» **Challenge**:
Output the full listing below exactly, without the pictures.

[Figure dataset records]
--*--

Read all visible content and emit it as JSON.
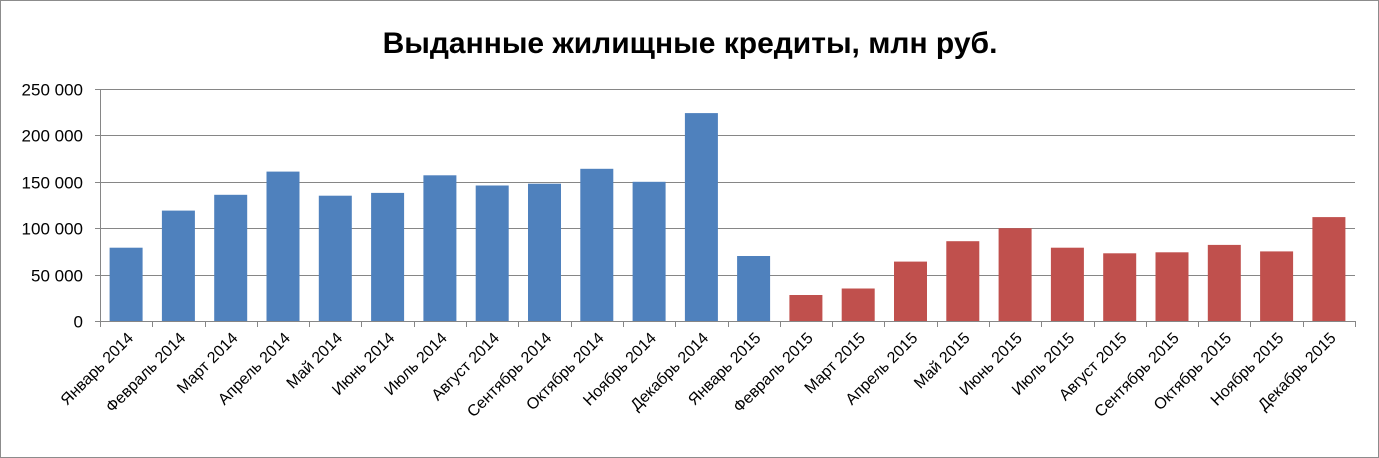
{
  "chart_data": {
    "type": "bar",
    "title": "Выданные жилищные кредиты, млн руб.",
    "xlabel": "",
    "ylabel": "",
    "ylim": [
      0,
      250000
    ],
    "yticks": [
      0,
      50000,
      100000,
      150000,
      200000,
      250000
    ],
    "ytick_labels": [
      "0",
      "50 000",
      "100 000",
      "150 000",
      "200 000",
      "250 000"
    ],
    "grid": true,
    "legend": "none",
    "categories": [
      "Январь 2014",
      "Февраль 2014",
      "Март 2014",
      "Апрель 2014",
      "Май 2014",
      "Июнь 2014",
      "Июль 2014",
      "Август 2014",
      "Сентябрь 2014",
      "Октябрь 2014",
      "Ноябрь 2014",
      "Декабрь 2014",
      "Январь 2015",
      "Февраль 2015",
      "Март 2015",
      "Апрель 2015",
      "Май 2015",
      "Июнь 2015",
      "Июль 2015",
      "Август 2015",
      "Сентябрь 2015",
      "Октябрь 2015",
      "Ноябрь 2015",
      "Декабрь 2015"
    ],
    "values": [
      79000,
      119000,
      136000,
      161000,
      135000,
      138000,
      157000,
      146000,
      148000,
      164000,
      150000,
      224000,
      70000,
      28000,
      35000,
      64000,
      86000,
      100000,
      79000,
      73000,
      74000,
      82000,
      75000,
      112000
    ],
    "bar_colors": [
      "#4f81bd",
      "#4f81bd",
      "#4f81bd",
      "#4f81bd",
      "#4f81bd",
      "#4f81bd",
      "#4f81bd",
      "#4f81bd",
      "#4f81bd",
      "#4f81bd",
      "#4f81bd",
      "#4f81bd",
      "#4f81bd",
      "#c0504d",
      "#c0504d",
      "#c0504d",
      "#c0504d",
      "#c0504d",
      "#c0504d",
      "#c0504d",
      "#c0504d",
      "#c0504d",
      "#c0504d",
      "#c0504d"
    ],
    "gridline_color": "#868686",
    "axis_color": "#868686"
  }
}
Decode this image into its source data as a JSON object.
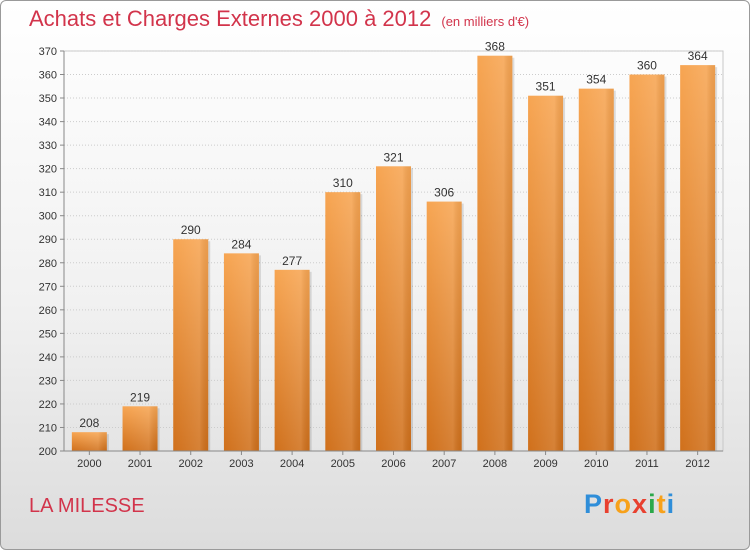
{
  "chart_data": {
    "type": "bar",
    "title": "Achats et Charges Externes 2000 à 2012",
    "subtitle": "(en milliers d'€)",
    "categories": [
      "2000",
      "2001",
      "2002",
      "2003",
      "2004",
      "2005",
      "2006",
      "2007",
      "2008",
      "2009",
      "2010",
      "2011",
      "2012"
    ],
    "values": [
      208,
      219,
      290,
      284,
      277,
      310,
      321,
      306,
      368,
      351,
      354,
      360,
      364
    ],
    "ylim": [
      200,
      370
    ],
    "yticks": [
      200,
      210,
      220,
      230,
      240,
      250,
      260,
      270,
      280,
      290,
      300,
      310,
      320,
      330,
      340,
      350,
      360,
      370
    ],
    "grid": true,
    "bar_color": "#f0963c"
  },
  "footer": {
    "place": "LA MILESSE",
    "logo_letters": [
      "P",
      "r",
      "o",
      "x",
      "i",
      "t",
      "i"
    ]
  }
}
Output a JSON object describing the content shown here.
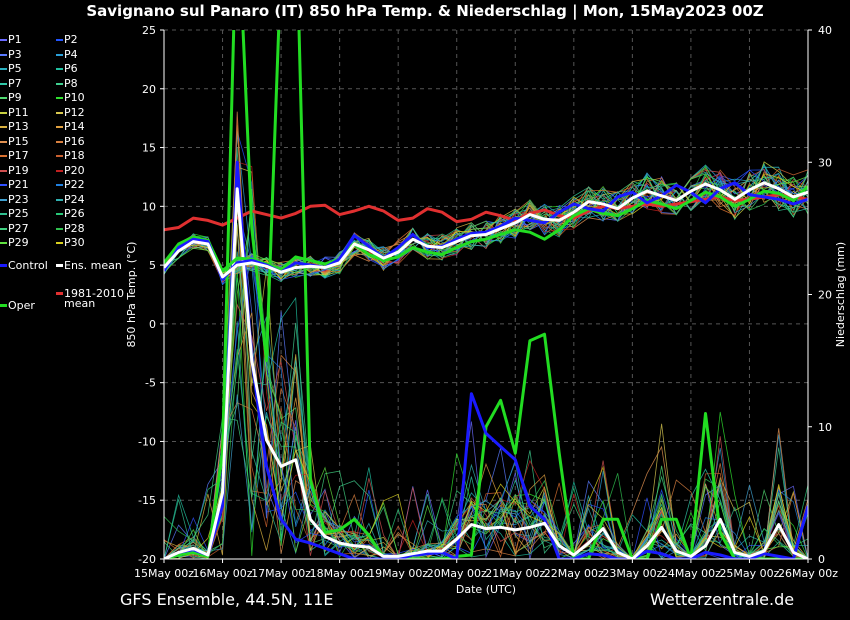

--*--

» **Reply to the task**:
Read all visible content and emit it as JSON.
{
  "chart_data": {
    "type": "bar",
    "title": "Выданные жилищные кредиты, млн руб.",
    "xlabel": "",
    "ylabel": "",
    "ylim": [
      0,
      250000
    ],
    "yticks": [
      0,
      50000,
      100000,
      150000,
      200000,
      250000
    ],
    "ytick_labels": [
      "0",
      "50 000",
      "100 000",
      "150 000",
      "200 000",
      "250 000"
    ],
    "grid": true,
    "legend": "none",
    "categories": [
      "Январь 2014",
      "Февраль 2014",
      "Март 2014",
      "Апрель 2014",
      "Май 2014",
      "Июнь 2014",
      "Июль 2014",
      "Август 2014",
      "Сентябрь 2014",
      "Октябрь 2014",
      "Ноябрь 2014",
      "Декабрь 2014",
      "Январь 2015",
      "Февраль 2015",
      "Март 2015",
      "Апрель 2015",
      "Май 2015",
      "Июнь 2015",
      "Июль 2015",
      "Август 2015",
      "Сентябрь 2015",
      "Октябрь 2015",
      "Ноябрь 2015",
      "Декабрь 2015"
    ],
    "values": [
      79000,
      119000,
      136000,
      161000,
      135000,
      138000,
      157000,
      146000,
      148000,
      164000,
      150000,
      224000,
      70000,
      28000,
      35000,
      64000,
      86000,
      100000,
      79000,
      73000,
      74000,
      82000,
      75000,
      112000
    ],
    "bar_colors": [
      "#4f81bd",
      "#4f81bd",
      "#4f81bd",
      "#4f81bd",
      "#4f81bd",
      "#4f81bd",
      "#4f81bd",
      "#4f81bd",
      "#4f81bd",
      "#4f81bd",
      "#4f81bd",
      "#4f81bd",
      "#4f81bd",
      "#c0504d",
      "#c0504d",
      "#c0504d",
      "#c0504d",
      "#c0504d",
      "#c0504d",
      "#c0504d",
      "#c0504d",
      "#c0504d",
      "#c0504d",
      "#c0504d"
    ],
    "gridline_color": "#868686",
    "axis_color": "#868686"
  }
}
Decode this image into its source data as a JSON object.
{
  "chart_data": {
    "type": "bar",
    "title": "Achats et Charges Externes 2000 à 2012",
    "subtitle": "(en milliers d'€)",
    "categories": [
      "2000",
      "2001",
      "2002",
      "2003",
      "2004",
      "2005",
      "2006",
      "2007",
      "2008",
      "2009",
      "2010",
      "2011",
      "2012"
    ],
    "values": [
      208,
      219,
      290,
      284,
      277,
      310,
      321,
      306,
      368,
      351,
      354,
      360,
      364
    ],
    "ylim": [
      200,
      370
    ],
    "yticks": [
      200,
      210,
      220,
      230,
      240,
      250,
      260,
      270,
      280,
      290,
      300,
      310,
      320,
      330,
      340,
      350,
      360,
      370
    ],
    "grid": true,
    "bar_color": "#f0963c"
  },
  "footer": {
    "place": "LA MILESSE",
    "logo_letters": [
      "P",
      "r",
      "o",
      "x",
      "i",
      "t",
      "i"
    ]
  }
}
Output a JSON object describing the content shown here.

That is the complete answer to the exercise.